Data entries
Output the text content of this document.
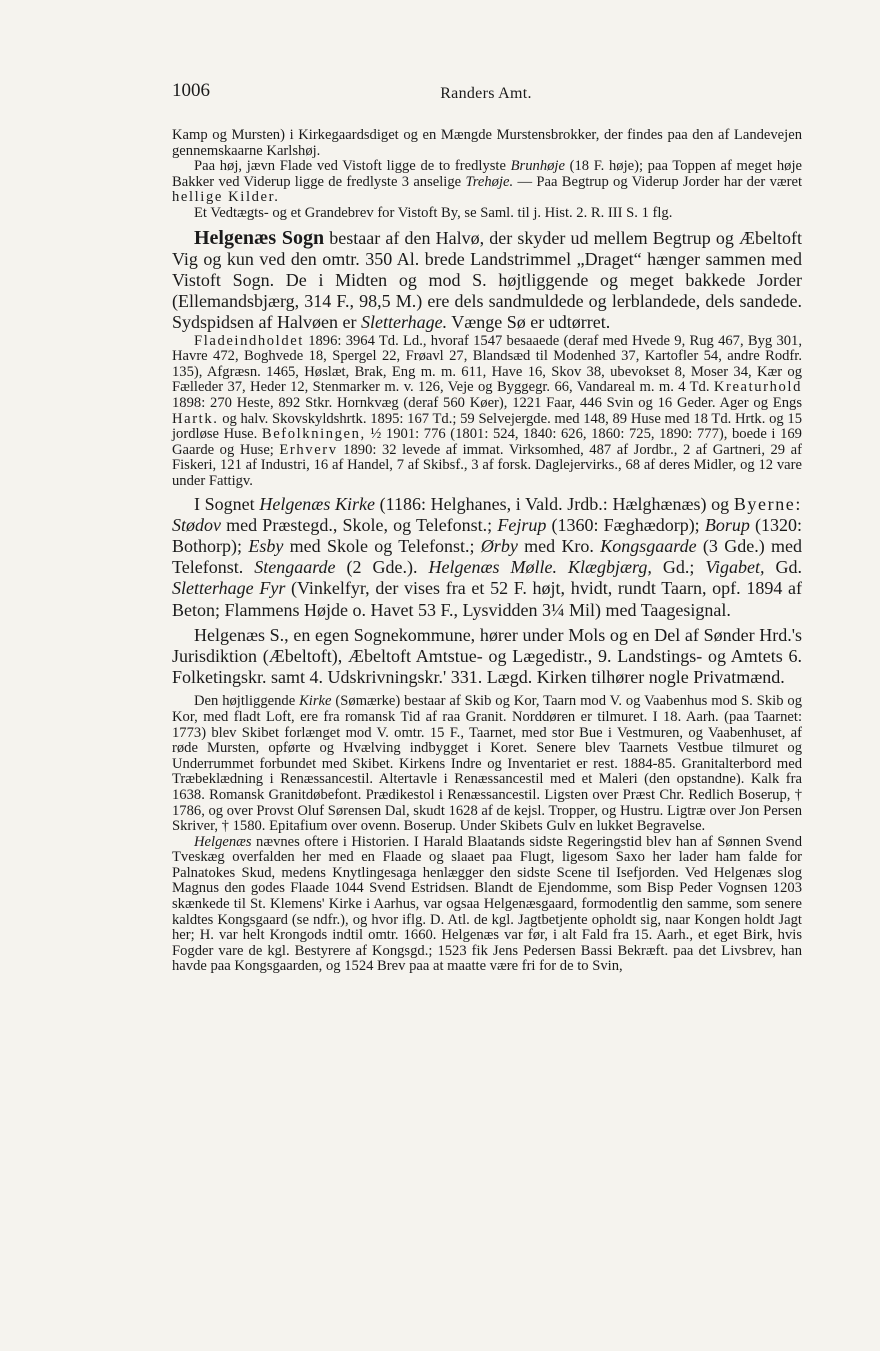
1006	Randers Amt.

Kamp og Mursten) i Kirkegaardsdiget og en Mængde Murstensbrokker, der findes paa den af Landevejen gennemskaarne Karlshøj.

Paa høj, jævn Flade ved Vistoft ligge de to fredlyste Brunhøje (18 F. høje); paa Toppen af meget høje Bakker ved Viderup ligge de fredlyste 3 anselige Trehøje. — Paa Begtrup og Viderup Jorder har der været hellige Kilder.

Et Vedtægts- og et Grandebrev for Vistoft By, se Saml. til j. Hist. 2. R. III S. 1 flg.

Helgenæs Sogn bestaar af den Halvø, der skyder ud mellem Begtrup og Æbeltoft Vig og kun ved den omtr. 350 Al. brede Landstrimmel „Draget“ hænger sammen med Vistoft Sogn. De i Midten og mod S. højtliggende og meget bakkede Jorder (Ellemandsbjærg, 314 F., 98,5 M.) ere dels sandmuldede og lerblandede, dels sandede. Sydspidsen af Halvøen er Sletterhage. Vænge Sø er udtørret.

Fladeindholdet 1896: 3964 Td. Ld., hvoraf 1547 besaaede (deraf med Hvede 9, Rug 467, Byg 301, Havre 472, Boghvede 18, Spergel 22, Frøavl 27, Blandsæd til Modenhed 37, Kartofler 54, andre Rodfr. 135), Afgræsn. 1465, Høslæt, Brak, Eng m. m. 611, Have 16, Skov 38, ubevokset 8, Moser 34, Kær og Fælleder 37, Heder 12, Stenmarker m. v. 126, Veje og Byggegr. 66, Vandareal m. m. 4 Td. Kreaturhold 1898: 270 Heste, 892 Stkr. Hornkvæg (deraf 560 Køer), 1221 Faar, 446 Svin og 16 Geder. Ager og Engs Hartk. og halv. Skovskyldshrtk. 1895: 167 Td.; 59 Selvejergde. med 148, 89 Huse med 18 Td. Hrtk. og 15 jordløse Huse. Befolkningen, ½ 1901: 776 (1801: 524, 1840: 626, 1860: 725, 1890: 777), boede i 169 Gaarde og Huse; Erhverv 1890: 32 levede af immat. Virksomhed, 487 af Jordbr., 2 af Gartneri, 29 af Fiskeri, 121 af Industri, 16 af Handel, 7 af Skibsf., 3 af forsk. Daglejervirks., 68 af deres Midler, og 12 vare under Fattigv.

I Sognet Helgenæs Kirke (1186: Helghanes, i Vald. Jrdb.: Hælghænæs) og Byerne: Stødov med Præstegd., Skole, og Telefonst.; Fejrup (1360: Fæghædorp); Borup (1320: Bothorp); Esby med Skole og Telefonst.; Ørby med Kro. Kongsgaarde (3 Gde.) med Telefonst. Stengaarde (2 Gde.). Helgenæs Mølle. Klægbjærg, Gd.; Vigabet, Gd. Sletterhage Fyr (Vinkelfyr, der vises fra et 52 F. højt, hvidt, rundt Taarn, opf. 1894 af Beton; Flammens Højde o. Havet 53 F., Lysvidden 3¼ Mil) med Taagesignal.

Helgenæs S., en egen Sognekommune, hører under Mols og en Del af Sønder Hrd.'s Jurisdiktion (Æbeltoft), Æbeltoft Amtstue- og Lægedistr., 9. Landstings- og Amtets 6. Folketingskr. samt 4. Udskrivningskr.' 331. Lægd. Kirken tilhører nogle Privatmænd.

Den højtliggende Kirke (Sømærke) bestaar af Skib og Kor, Taarn mod V. og Vaabenhus mod S. Skib og Kor, med fladt Loft, ere fra romansk Tid af raa Granit. Norddøren er tilmuret. I 18. Aarh. (paa Taarnet: 1773) blev Skibet forlænget mod V. omtr. 15 F., Taarnet, med stor Bue i Vestmuren, og Vaabenhuset, af røde Mursten, opførte og Hvælving indbygget i Koret. Senere blev Taarnets Vestbue tilmuret og Underrummet forbundet med Skibet. Kirkens Indre og Inventariet er rest. 1884-85. Granitalterbord med Træbeklædning i Renæssancestil. Altertavle i Renæssancestil med et Maleri (den opstandne). Kalk fra 1638. Romansk Granitdøbefont. Prædikestol i Renæssancestil. Ligsten over Præst Chr. Redlich Boserup, † 1786, og over Provst Oluf Sørensen Dal, skudt 1628 af de kejsl. Tropper, og Hustru. Ligtræ over Jon Persen Skriver, † 1580. Epitafium over ovenn. Boserup. Under Skibets Gulv en lukket Begravelse.

Helgenæs nævnes oftere i Historien. I Harald Blaatands sidste Regeringstid blev han af Sønnen Svend Tveskæg overfalden her med en Flaade og slaaet paa Flugt, ligesom Saxo her lader ham falde for Palnatokes Skud, medens Knytlingesaga henlægger den sidste Scene til Isefjorden. Ved Helgenæs slog Magnus den godes Flaade 1044 Svend Estridsen. Blandt de Ejendomme, som Bisp Peder Vognsen 1203 skænkede til St. Klemens' Kirke i Aarhus, var ogsaa Helgenæsgaard, formodentlig den samme, som senere kaldtes Kongsgaard (se ndfr.), og hvor iflg. D. Atl. de kgl. Jagtbetjente opholdt sig, naar Kongen holdt Jagt her; H. var helt Krongods indtil omtr. 1660. Helgenæs var før, i alt Fald fra 15. Aarh., et eget Birk, hvis Fogder vare de kgl. Bestyrere af Kongsgd.; 1523 fik Jens Pedersen Bassi Bekræft. paa det Livsbrev, han havde paa Kongsgaarden, og 1524 Brev paa at maatte være fri for de to Svin,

## What you will do
Only the number is wanted: how many lines of the material contain the word "Sletterhage"?

## Written response
2